### PROBLEM TO SOLVE
All of the data below must be repeated exactly.

+++++

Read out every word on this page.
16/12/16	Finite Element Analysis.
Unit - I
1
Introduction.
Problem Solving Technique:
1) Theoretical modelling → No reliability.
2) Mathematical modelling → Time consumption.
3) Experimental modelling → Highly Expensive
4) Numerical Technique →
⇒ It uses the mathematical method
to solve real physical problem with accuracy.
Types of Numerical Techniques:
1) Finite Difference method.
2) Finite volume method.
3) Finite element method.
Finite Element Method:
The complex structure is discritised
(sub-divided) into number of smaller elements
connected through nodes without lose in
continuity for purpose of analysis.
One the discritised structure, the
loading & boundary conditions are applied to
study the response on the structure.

+++++

### OUTPUT OF THE TASK
Read out every word on this page.
16/12/16	Finite Element Analysis.
Unit - I
1
Introduction.
Problem Solving Technique:
1) Theoretical modelling → No reliability.
2) Mathematical modelling → Time consumption.
3) Experimental modelling → Highly Expensive
4) Numerical Technique →
⇒ It uses the mathematical method
to solve real physical problem with accuracy.
Types of Numerical Techniques:
1) Finite Difference method.
2) Finite volume method.
3) Finite element method.
Finite Element Method:
The complex structure is discritised
(sub-divided) into number of smaller elements
connected through nodes without lose in
continuity for purpose of analysis.
One the discritised structure, the
loading & boundary conditions are applied to
study the response on the structure.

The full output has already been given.